**Problem**
Copy out the material, switching every "bar-gas" to "bar-fuel" and leaving all else unchanged.

-- BEGIN Dataset records --

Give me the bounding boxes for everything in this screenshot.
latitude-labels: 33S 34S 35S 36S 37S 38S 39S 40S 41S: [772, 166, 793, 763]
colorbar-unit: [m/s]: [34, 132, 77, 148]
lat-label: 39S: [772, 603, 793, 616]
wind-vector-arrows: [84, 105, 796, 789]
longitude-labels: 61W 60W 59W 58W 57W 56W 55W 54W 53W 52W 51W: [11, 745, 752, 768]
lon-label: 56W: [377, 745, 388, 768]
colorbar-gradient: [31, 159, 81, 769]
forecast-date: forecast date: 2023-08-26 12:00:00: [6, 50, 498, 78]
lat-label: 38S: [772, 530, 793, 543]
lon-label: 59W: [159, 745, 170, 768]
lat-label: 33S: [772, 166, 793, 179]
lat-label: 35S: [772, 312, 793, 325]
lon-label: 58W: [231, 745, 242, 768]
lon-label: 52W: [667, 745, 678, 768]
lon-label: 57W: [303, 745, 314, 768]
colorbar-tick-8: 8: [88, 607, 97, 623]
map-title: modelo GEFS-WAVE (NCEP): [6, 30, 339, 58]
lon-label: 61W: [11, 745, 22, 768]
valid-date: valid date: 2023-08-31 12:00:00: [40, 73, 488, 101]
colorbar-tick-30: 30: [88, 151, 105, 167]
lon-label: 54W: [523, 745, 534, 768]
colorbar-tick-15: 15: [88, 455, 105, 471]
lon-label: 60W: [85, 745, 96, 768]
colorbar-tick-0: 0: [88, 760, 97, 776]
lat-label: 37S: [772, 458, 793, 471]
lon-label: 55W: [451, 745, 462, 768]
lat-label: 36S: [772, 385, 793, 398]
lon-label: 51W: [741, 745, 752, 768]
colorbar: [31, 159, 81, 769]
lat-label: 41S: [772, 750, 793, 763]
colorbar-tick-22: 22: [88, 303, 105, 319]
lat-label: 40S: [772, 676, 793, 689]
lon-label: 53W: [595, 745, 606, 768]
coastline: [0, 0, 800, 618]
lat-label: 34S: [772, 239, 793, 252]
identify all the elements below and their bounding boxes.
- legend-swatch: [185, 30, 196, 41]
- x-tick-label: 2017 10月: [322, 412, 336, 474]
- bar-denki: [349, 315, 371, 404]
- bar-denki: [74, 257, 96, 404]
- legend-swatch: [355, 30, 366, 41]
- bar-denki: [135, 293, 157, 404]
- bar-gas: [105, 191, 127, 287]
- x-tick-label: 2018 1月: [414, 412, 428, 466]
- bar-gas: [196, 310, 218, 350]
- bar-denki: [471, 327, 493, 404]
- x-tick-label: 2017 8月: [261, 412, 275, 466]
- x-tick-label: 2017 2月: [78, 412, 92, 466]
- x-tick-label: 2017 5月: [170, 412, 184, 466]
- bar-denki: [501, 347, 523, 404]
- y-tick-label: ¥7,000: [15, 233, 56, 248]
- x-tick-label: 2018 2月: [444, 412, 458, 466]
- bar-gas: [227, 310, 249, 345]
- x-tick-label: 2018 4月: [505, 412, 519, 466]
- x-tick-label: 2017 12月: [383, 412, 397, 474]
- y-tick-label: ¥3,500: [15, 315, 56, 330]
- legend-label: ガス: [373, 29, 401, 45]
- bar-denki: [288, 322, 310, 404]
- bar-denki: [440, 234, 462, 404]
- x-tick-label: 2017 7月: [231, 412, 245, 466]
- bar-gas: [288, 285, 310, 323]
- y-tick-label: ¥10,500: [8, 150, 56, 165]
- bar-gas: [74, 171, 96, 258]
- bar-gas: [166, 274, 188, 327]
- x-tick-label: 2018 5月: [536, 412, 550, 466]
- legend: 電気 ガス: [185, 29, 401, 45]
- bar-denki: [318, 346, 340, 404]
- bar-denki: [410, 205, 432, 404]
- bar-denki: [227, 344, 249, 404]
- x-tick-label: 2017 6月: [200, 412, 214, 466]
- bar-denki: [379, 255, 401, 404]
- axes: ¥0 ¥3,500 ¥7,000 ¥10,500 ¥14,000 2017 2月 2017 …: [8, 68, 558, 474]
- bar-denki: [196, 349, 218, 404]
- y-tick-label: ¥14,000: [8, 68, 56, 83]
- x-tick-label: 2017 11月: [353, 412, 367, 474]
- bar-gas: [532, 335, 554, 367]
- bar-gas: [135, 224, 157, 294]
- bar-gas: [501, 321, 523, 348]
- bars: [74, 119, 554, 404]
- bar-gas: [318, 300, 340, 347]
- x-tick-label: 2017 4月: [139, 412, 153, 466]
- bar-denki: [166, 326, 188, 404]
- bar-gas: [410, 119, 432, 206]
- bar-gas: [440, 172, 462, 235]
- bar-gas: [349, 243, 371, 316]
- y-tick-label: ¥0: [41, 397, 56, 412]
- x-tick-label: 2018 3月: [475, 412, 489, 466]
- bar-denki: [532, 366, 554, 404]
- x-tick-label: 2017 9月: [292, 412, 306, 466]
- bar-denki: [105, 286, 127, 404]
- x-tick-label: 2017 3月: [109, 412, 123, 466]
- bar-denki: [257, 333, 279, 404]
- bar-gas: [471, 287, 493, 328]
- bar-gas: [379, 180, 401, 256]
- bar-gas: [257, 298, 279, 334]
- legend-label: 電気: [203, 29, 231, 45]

-- END Dataset records --

**Expected answer**
Give me the bounding boxes for everything in this screenshot.
latitude-labels: 33S 34S 35S 36S 37S 38S 39S 40S 41S: [772, 166, 793, 763]
colorbar-unit: [m/s]: [34, 132, 77, 148]
lat-label: 39S: [772, 603, 793, 616]
wind-vector-arrows: [84, 105, 796, 789]
longitude-labels: 61W 60W 59W 58W 57W 56W 55W 54W 53W 52W 51W: [11, 745, 752, 768]
lon-label: 56W: [377, 745, 388, 768]
colorbar-gradient: [31, 159, 81, 769]
forecast-date: forecast date: 2023-08-26 12:00:00: [6, 50, 498, 78]
lat-label: 38S: [772, 530, 793, 543]
lon-label: 59W: [159, 745, 170, 768]
lat-label: 33S: [772, 166, 793, 179]
lat-label: 35S: [772, 312, 793, 325]
lon-label: 58W: [231, 745, 242, 768]
lon-label: 52W: [667, 745, 678, 768]
lon-label: 57W: [303, 745, 314, 768]
colorbar-tick-8: 8: [88, 607, 97, 623]
map-title: modelo GEFS-WAVE (NCEP): [6, 30, 339, 58]
lon-label: 61W: [11, 745, 22, 768]
valid-date: valid date: 2023-08-31 12:00:00: [40, 73, 488, 101]
colorbar-tick-30: 30: [88, 151, 105, 167]
lon-label: 54W: [523, 745, 534, 768]
colorbar-tick-15: 15: [88, 455, 105, 471]
lon-label: 60W: [85, 745, 96, 768]
colorbar-tick-0: 0: [88, 760, 97, 776]
lat-label: 37S: [772, 458, 793, 471]
lon-label: 55W: [451, 745, 462, 768]
lat-label: 36S: [772, 385, 793, 398]
lon-label: 51W: [741, 745, 752, 768]
colorbar: [31, 159, 81, 769]
lat-label: 41S: [772, 750, 793, 763]
colorbar-tick-22: 22: [88, 303, 105, 319]
lat-label: 40S: [772, 676, 793, 689]
lon-label: 53W: [595, 745, 606, 768]
coastline: [0, 0, 800, 618]
lat-label: 34S: [772, 239, 793, 252]
identify all the elements below and their bounding boxes.
- legend-swatch: [185, 30, 196, 41]
- x-tick-label: 2017 10月: [322, 412, 336, 474]
- bar-denki: [349, 315, 371, 404]
- bar-denki: [74, 257, 96, 404]
- legend-swatch: [355, 30, 366, 41]
- bar-denki: [135, 293, 157, 404]
- bar-fuel: [105, 191, 127, 287]
- x-tick-label: 2018 1月: [414, 412, 428, 466]
- bar-fuel: [196, 310, 218, 350]
- bar-denki: [471, 327, 493, 404]
- x-tick-label: 2017 8月: [261, 412, 275, 466]
- x-tick-label: 2017 2月: [78, 412, 92, 466]
- x-tick-label: 2017 5月: [170, 412, 184, 466]
- bar-denki: [501, 347, 523, 404]
- y-tick-label: ¥7,000: [15, 233, 56, 248]
- x-tick-label: 2018 2月: [444, 412, 458, 466]
- bar-fuel: [227, 310, 249, 345]
- x-tick-label: 2018 4月: [505, 412, 519, 466]
- x-tick-label: 2017 12月: [383, 412, 397, 474]
- y-tick-label: ¥3,500: [15, 315, 56, 330]
- legend-label: ガス: [373, 29, 401, 45]
- bar-denki: [288, 322, 310, 404]
- bar-denki: [440, 234, 462, 404]
- x-tick-label: 2017 7月: [231, 412, 245, 466]
- bar-fuel: [288, 285, 310, 323]
- y-tick-label: ¥10,500: [8, 150, 56, 165]
- bar-fuel: [74, 171, 96, 258]
- bar-fuel: [166, 274, 188, 327]
- x-tick-label: 2018 5月: [536, 412, 550, 466]
- legend: 電気 ガス: [185, 29, 401, 45]
- bar-denki: [318, 346, 340, 404]
- bar-denki: [410, 205, 432, 404]
- bar-denki: [227, 344, 249, 404]
- x-tick-label: 2017 6月: [200, 412, 214, 466]
- bar-denki: [379, 255, 401, 404]
- axes: ¥0 ¥3,500 ¥7,000 ¥10,500 ¥14,000 2017 2月 2017 …: [8, 68, 558, 474]
- bar-denki: [196, 349, 218, 404]
- y-tick-label: ¥14,000: [8, 68, 56, 83]
- x-tick-label: 2017 11月: [353, 412, 367, 474]
- bar-fuel: [532, 335, 554, 367]
- bar-fuel: [135, 224, 157, 294]
- bar-fuel: [501, 321, 523, 348]
- bars: [74, 119, 554, 404]
- bar-fuel: [318, 300, 340, 347]
- x-tick-label: 2017 4月: [139, 412, 153, 466]
- bar-denki: [166, 326, 188, 404]
- bar-fuel: [410, 119, 432, 206]
- bar-fuel: [440, 172, 462, 235]
- bar-fuel: [349, 243, 371, 316]
- y-tick-label: ¥0: [41, 397, 56, 412]
- x-tick-label: 2018 3月: [475, 412, 489, 466]
- bar-denki: [532, 366, 554, 404]
- x-tick-label: 2017 9月: [292, 412, 306, 466]
- bar-denki: [105, 286, 127, 404]
- x-tick-label: 2017 3月: [109, 412, 123, 466]
- bar-denki: [257, 333, 279, 404]
- bar-fuel: [471, 287, 493, 328]
- bar-fuel: [379, 180, 401, 256]
- bar-fuel: [257, 298, 279, 334]
- legend-label: 電気: [203, 29, 231, 45]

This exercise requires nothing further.